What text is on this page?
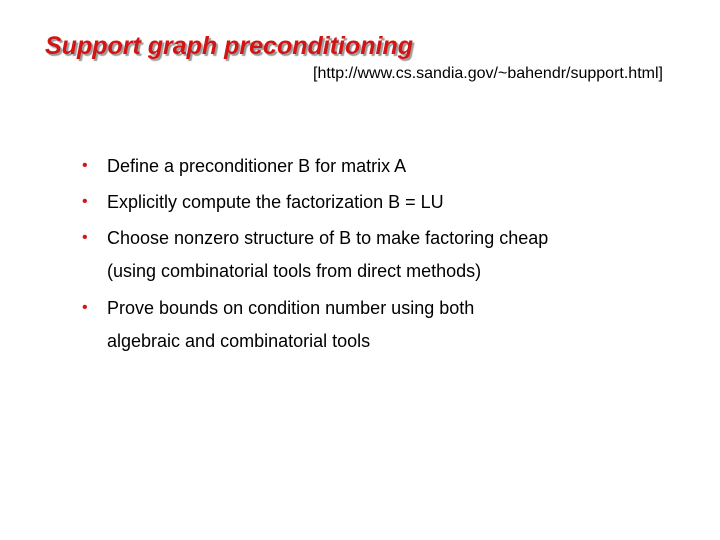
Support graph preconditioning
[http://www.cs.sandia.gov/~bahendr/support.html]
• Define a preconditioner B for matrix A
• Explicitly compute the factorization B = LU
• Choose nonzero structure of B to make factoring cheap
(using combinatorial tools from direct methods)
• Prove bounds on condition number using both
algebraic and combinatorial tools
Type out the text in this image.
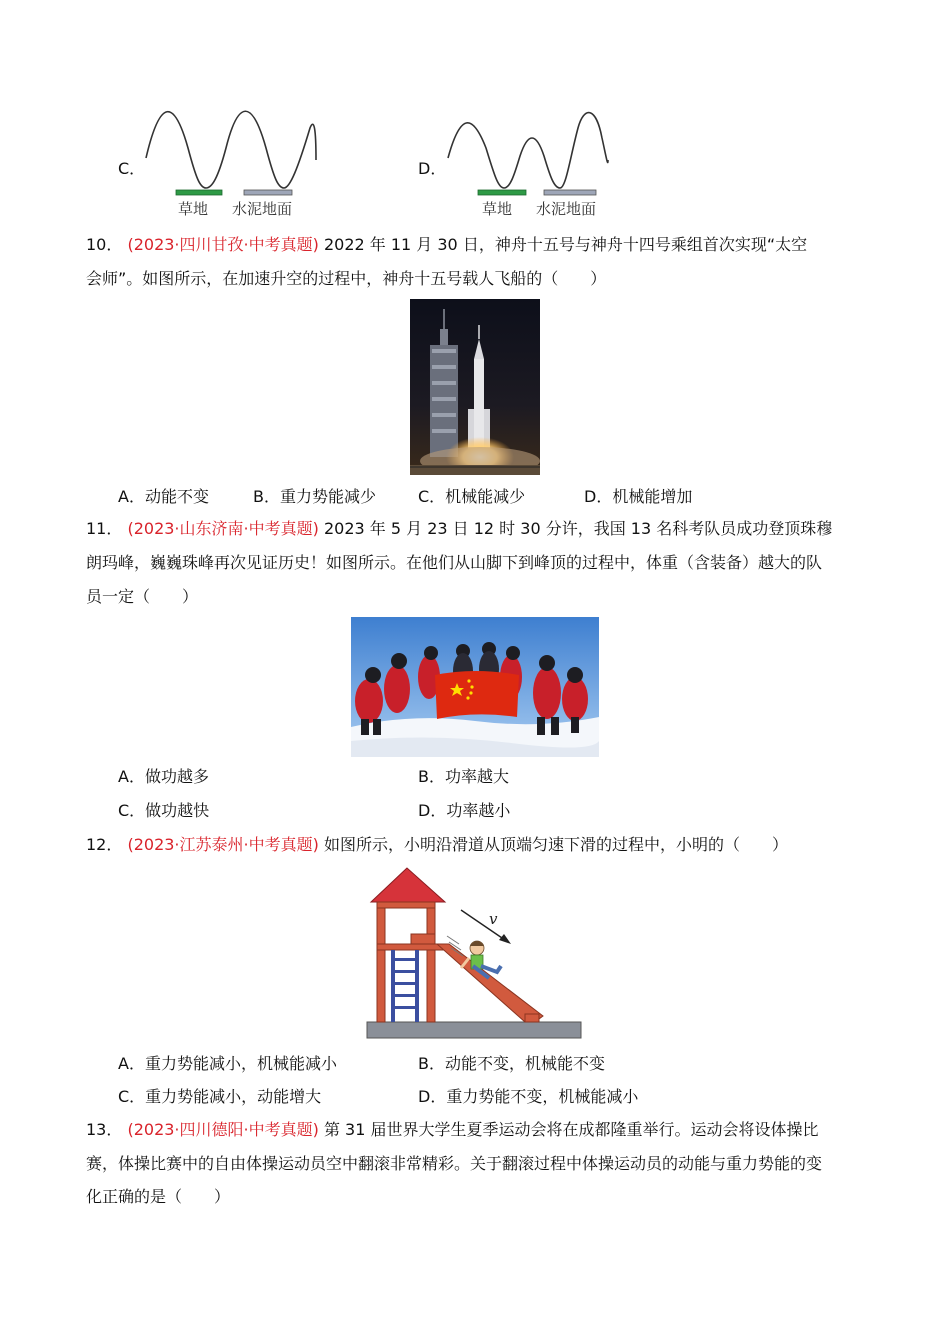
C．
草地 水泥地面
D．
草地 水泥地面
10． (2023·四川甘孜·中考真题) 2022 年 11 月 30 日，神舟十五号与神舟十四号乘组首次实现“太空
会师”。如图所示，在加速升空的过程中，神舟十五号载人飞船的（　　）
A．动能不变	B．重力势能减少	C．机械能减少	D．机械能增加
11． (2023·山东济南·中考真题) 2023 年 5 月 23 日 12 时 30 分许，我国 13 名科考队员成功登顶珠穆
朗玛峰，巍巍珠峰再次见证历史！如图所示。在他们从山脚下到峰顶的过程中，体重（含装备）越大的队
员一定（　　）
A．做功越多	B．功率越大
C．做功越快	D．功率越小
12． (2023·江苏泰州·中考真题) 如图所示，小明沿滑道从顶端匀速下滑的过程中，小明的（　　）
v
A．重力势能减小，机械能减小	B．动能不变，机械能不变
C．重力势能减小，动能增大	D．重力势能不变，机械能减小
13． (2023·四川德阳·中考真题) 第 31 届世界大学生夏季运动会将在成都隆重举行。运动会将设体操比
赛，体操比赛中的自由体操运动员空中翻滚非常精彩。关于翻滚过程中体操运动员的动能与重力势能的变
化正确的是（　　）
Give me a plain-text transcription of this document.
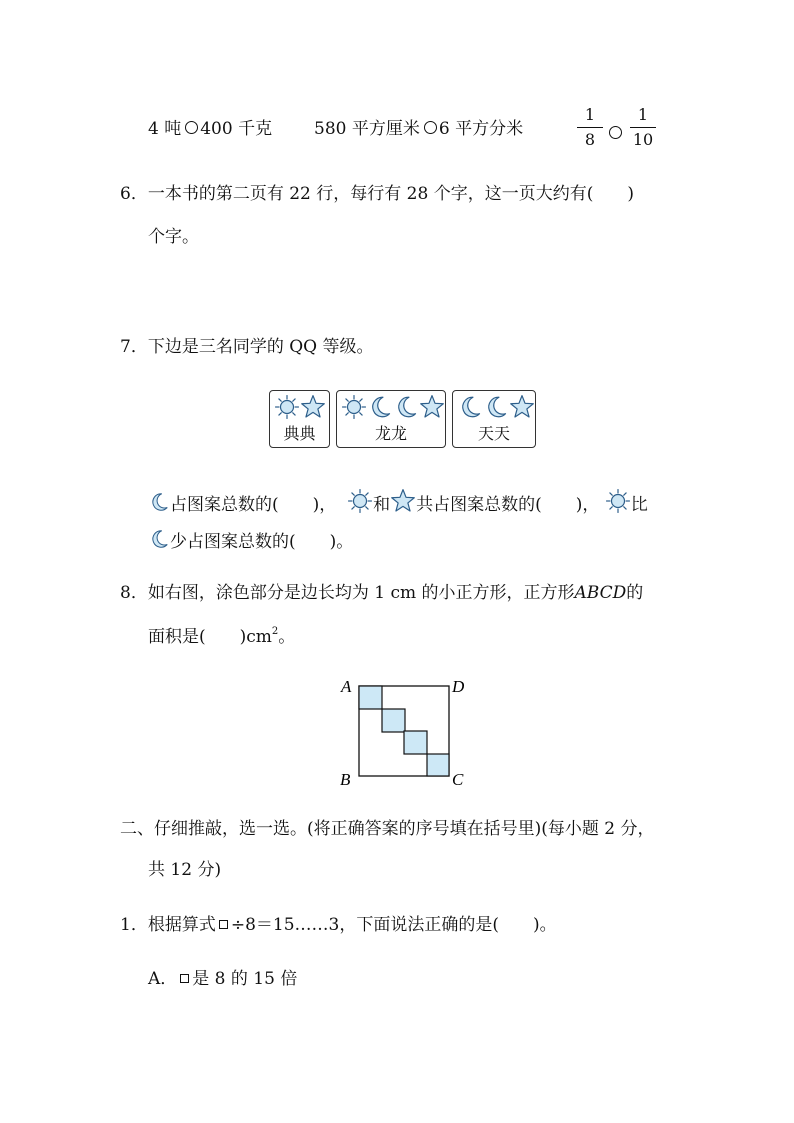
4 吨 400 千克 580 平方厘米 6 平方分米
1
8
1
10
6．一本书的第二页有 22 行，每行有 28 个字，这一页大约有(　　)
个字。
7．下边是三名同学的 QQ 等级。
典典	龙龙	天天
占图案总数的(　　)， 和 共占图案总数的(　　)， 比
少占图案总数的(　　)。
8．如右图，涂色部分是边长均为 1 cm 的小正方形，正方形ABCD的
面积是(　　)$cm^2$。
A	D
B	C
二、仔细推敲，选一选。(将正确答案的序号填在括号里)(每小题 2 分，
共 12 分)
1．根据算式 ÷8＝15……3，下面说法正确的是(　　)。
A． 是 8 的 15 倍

----

Objective » Make an exact copy of all the material, but keep the pictures out of it.

Final result »
What text is on this page?
Support graph preconditioning
[http://www.cs.sandia.gov/~bahendr/support.html]
• Define a preconditioner B for matrix A
• Explicitly compute the factorization B = LU
• Choose nonzero structure of B to make factoring cheap
(using combinatorial tools from direct methods)
• Prove bounds on condition number using both
algebraic and combinatorial tools
Type out the text in this image.
C．
草地 水泥地面
D．
草地 水泥地面
10． (2023·四川甘孜·中考真题) 2022 年 11 月 30 日，神舟十五号与神舟十四号乘组首次实现“太空
会师”。如图所示，在加速升空的过程中，神舟十五号载人飞船的（　　）
A．动能不变	B．重力势能减少	C．机械能减少	D．机械能增加
11． (2023·山东济南·中考真题) 2023 年 5 月 23 日 12 时 30 分许，我国 13 名科考队员成功登顶珠穆
朗玛峰，巍巍珠峰再次见证历史！如图所示。在他们从山脚下到峰顶的过程中，体重（含装备）越大的队
员一定（　　）
A．做功越多	B．功率越大
C．做功越快	D．功率越小
12． (2023·江苏泰州·中考真题) 如图所示，小明沿滑道从顶端匀速下滑的过程中，小明的（　　）
v
A．重力势能减小，机械能减小	B．动能不变，机械能不变
C．重力势能减小，动能增大	D．重力势能不变，机械能减小
13． (2023·四川德阳·中考真题) 第 31 届世界大学生夏季运动会将在成都隆重举行。运动会将设体操比
赛，体操比赛中的自由体操运动员空中翻滚非常精彩。关于翻滚过程中体操运动员的动能与重力势能的变
化正确的是（　　）
Give me a plain-text transcription of this document.
4 吨 400 千克 580 平方厘米 6 平方分米
1
8
1
10
6．一本书的第二页有 22 行，每行有 28 个字，这一页大约有(　　)
个字。
7．下边是三名同学的 QQ 等级。
典典	龙龙	天天
占图案总数的(　　)， 和 共占图案总数的(　　)， 比
少占图案总数的(　　)。
8．如右图，涂色部分是边长均为 1 cm 的小正方形，正方形ABCD的
面积是(　　)$cm^2$。
A	D
B	C
二、仔细推敲，选一选。(将正确答案的序号填在括号里)(每小题 2 分，
共 12 分)
1．根据算式 ÷8＝15……3，下面说法正确的是(　　)。
A． 是 8 的 15 倍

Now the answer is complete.